Aim of the exercise: Copy every line of the listing that holds the string "Gain".

◇ ◇ ◇ ◇ ◇ ◇ ◇

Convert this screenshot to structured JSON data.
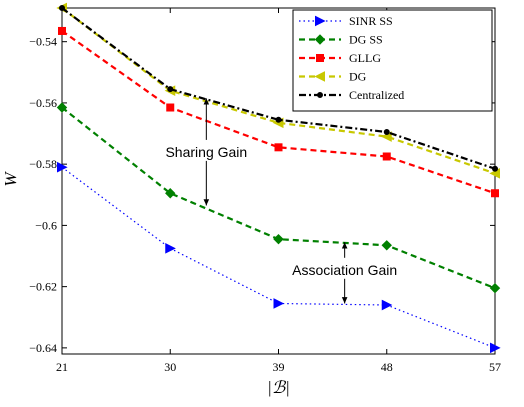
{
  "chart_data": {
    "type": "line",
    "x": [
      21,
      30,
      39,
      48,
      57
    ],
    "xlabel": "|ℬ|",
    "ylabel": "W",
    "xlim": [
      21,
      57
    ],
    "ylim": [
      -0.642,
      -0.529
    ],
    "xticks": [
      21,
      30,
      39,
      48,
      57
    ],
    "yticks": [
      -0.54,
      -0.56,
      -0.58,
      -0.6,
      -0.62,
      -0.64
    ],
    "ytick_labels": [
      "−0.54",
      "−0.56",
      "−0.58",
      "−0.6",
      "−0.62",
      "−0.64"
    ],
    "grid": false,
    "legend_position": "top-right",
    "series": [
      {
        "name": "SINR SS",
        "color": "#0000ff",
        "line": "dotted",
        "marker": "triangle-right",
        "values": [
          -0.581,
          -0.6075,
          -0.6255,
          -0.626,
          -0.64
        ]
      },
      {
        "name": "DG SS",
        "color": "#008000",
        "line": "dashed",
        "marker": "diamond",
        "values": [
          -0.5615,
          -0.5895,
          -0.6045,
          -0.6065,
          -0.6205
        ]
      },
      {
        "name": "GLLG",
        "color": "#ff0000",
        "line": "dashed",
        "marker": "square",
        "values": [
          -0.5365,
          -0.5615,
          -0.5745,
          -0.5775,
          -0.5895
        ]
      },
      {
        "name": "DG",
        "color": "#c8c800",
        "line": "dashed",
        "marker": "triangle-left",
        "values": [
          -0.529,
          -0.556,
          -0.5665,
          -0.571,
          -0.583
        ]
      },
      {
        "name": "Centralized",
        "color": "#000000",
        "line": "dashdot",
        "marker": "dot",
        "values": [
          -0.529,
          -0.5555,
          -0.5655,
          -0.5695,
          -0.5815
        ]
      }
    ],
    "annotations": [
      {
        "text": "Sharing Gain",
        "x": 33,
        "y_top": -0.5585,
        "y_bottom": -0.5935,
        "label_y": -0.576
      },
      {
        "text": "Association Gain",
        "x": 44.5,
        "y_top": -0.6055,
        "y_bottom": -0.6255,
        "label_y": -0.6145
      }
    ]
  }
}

◇ ◇ ◇ ◇ ◇ ◇ ◇

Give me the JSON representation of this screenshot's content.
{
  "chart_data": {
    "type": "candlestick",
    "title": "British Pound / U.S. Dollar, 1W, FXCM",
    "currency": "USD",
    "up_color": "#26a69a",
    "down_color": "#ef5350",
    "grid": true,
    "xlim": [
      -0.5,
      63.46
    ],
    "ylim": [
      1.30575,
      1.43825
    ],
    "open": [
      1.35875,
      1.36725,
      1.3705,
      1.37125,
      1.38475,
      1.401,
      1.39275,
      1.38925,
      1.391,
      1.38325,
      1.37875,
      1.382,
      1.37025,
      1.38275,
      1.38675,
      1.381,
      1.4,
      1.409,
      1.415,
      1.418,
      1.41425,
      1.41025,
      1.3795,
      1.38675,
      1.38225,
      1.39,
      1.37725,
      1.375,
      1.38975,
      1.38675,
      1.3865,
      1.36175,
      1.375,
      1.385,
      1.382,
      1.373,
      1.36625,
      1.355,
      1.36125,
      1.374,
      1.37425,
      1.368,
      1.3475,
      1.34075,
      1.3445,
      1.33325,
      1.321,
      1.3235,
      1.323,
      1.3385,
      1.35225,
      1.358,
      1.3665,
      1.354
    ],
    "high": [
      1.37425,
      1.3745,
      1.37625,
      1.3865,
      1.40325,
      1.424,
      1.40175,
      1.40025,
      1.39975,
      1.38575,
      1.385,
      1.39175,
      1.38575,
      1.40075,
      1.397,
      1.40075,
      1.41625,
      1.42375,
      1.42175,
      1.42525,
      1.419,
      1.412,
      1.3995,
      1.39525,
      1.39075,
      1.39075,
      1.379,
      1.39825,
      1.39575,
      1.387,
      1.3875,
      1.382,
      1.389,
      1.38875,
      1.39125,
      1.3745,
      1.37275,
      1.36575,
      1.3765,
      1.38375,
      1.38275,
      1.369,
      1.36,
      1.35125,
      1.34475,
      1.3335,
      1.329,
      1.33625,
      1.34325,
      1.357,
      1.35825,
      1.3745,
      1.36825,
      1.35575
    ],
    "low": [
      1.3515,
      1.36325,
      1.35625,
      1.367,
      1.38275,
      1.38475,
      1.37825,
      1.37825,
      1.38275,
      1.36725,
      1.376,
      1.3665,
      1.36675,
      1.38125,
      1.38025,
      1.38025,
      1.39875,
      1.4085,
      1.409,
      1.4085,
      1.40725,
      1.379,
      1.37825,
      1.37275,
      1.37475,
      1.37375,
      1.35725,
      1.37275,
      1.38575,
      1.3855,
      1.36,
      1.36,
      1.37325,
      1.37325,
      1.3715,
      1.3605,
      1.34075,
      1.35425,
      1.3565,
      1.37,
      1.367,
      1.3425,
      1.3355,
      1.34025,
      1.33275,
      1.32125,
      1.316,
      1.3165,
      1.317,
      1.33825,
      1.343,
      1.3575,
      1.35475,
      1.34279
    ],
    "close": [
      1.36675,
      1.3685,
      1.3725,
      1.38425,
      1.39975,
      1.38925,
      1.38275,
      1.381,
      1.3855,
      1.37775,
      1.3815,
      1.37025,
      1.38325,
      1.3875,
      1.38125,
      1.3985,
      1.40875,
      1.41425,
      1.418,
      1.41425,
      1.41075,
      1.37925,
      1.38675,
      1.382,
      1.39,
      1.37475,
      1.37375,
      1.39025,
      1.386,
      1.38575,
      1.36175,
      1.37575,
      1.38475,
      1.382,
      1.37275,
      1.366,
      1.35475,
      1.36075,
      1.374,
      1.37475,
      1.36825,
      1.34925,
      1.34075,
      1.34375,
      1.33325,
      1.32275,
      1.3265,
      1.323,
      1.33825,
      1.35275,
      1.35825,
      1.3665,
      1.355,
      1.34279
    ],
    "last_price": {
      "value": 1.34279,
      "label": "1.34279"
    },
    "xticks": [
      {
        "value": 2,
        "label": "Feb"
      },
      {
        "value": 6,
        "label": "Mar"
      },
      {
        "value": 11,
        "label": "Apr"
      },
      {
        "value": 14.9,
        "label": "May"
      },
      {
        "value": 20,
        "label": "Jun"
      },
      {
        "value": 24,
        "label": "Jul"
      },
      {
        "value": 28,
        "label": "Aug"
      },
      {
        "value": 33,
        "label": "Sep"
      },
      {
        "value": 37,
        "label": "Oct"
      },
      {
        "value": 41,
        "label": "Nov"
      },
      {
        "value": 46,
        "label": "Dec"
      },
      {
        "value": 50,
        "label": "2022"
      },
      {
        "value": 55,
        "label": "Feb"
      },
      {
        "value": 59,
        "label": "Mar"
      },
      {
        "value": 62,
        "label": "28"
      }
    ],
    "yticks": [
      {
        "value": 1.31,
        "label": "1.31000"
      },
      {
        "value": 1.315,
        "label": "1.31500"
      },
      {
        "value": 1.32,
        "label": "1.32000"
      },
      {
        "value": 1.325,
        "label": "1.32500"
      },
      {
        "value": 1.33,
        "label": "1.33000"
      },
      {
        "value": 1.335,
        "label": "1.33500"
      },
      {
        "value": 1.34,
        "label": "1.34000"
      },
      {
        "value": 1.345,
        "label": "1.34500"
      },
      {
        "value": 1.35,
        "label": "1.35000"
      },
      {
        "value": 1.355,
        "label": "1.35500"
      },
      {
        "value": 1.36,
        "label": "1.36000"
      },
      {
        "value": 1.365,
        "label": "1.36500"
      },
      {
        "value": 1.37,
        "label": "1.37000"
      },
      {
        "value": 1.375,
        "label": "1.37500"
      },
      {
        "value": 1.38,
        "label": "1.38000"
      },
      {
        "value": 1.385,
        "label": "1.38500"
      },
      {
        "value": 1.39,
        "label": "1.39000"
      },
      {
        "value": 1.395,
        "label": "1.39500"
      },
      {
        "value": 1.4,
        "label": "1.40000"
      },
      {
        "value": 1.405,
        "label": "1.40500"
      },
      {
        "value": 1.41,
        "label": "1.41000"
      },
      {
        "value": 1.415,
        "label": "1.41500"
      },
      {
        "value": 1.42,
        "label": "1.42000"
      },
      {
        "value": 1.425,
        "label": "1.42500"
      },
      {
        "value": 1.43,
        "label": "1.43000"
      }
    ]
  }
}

◇ ◇ ◇ ◇ ◇ ◇ ◇

Written answer:
        "text": "Sharing Gain",
        "text": "Association Gain",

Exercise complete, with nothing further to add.